> **TASK GOAL**
Would you retype all of these records exactly?

> **STORED DATA**
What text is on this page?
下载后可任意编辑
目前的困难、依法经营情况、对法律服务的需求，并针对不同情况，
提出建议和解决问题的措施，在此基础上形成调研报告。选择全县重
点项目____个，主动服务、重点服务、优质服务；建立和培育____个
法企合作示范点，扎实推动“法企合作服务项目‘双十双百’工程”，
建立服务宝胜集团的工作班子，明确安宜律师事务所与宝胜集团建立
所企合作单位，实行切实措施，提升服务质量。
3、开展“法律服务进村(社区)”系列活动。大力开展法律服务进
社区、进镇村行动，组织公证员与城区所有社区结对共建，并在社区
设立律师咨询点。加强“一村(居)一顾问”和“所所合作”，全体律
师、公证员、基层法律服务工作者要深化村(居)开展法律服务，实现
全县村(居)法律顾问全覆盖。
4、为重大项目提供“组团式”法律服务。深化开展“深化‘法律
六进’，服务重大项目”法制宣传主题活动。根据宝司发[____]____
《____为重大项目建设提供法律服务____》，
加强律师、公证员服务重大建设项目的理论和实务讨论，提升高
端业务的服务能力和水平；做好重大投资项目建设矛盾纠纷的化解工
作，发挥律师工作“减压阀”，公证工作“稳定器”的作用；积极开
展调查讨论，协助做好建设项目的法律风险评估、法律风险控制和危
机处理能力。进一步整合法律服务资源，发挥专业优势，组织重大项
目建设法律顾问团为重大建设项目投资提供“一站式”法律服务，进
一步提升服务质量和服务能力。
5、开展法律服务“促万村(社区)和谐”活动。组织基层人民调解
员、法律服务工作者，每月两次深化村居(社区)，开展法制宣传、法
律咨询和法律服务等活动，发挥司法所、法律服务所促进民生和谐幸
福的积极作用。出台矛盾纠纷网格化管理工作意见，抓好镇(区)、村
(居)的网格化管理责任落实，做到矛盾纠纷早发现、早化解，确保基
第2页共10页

> **EXPECTED ANSWER**
What text is on this page?
下载后可任意编辑
目前的困难、依法经营情况、对法律服务的需求，并针对不同情况，
提出建议和解决问题的措施，在此基础上形成调研报告。选择全县重
点项目____个，主动服务、重点服务、优质服务；建立和培育____个
法企合作示范点，扎实推动“法企合作服务项目‘双十双百’工程”，
建立服务宝胜集团的工作班子，明确安宜律师事务所与宝胜集团建立
所企合作单位，实行切实措施，提升服务质量。
3、开展“法律服务进村(社区)”系列活动。大力开展法律服务进
社区、进镇村行动，组织公证员与城区所有社区结对共建，并在社区
设立律师咨询点。加强“一村(居)一顾问”和“所所合作”，全体律
师、公证员、基层法律服务工作者要深化村(居)开展法律服务，实现
全县村(居)法律顾问全覆盖。
4、为重大项目提供“组团式”法律服务。深化开展“深化‘法律
六进’，服务重大项目”法制宣传主题活动。根据宝司发[____]____
《____为重大项目建设提供法律服务____》，
加强律师、公证员服务重大建设项目的理论和实务讨论，提升高
端业务的服务能力和水平；做好重大投资项目建设矛盾纠纷的化解工
作，发挥律师工作“减压阀”，公证工作“稳定器”的作用；积极开
展调查讨论，协助做好建设项目的法律风险评估、法律风险控制和危
机处理能力。进一步整合法律服务资源，发挥专业优势，组织重大项
目建设法律顾问团为重大建设项目投资提供“一站式”法律服务，进
一步提升服务质量和服务能力。
5、开展法律服务“促万村(社区)和谐”活动。组织基层人民调解
员、法律服务工作者，每月两次深化村居(社区)，开展法制宣传、法
律咨询和法律服务等活动，发挥司法所、法律服务所促进民生和谐幸
福的积极作用。出台矛盾纠纷网格化管理工作意见，抓好镇(区)、村
(居)的网格化管理责任落实，做到矛盾纠纷早发现、早化解，确保基
第2页共10页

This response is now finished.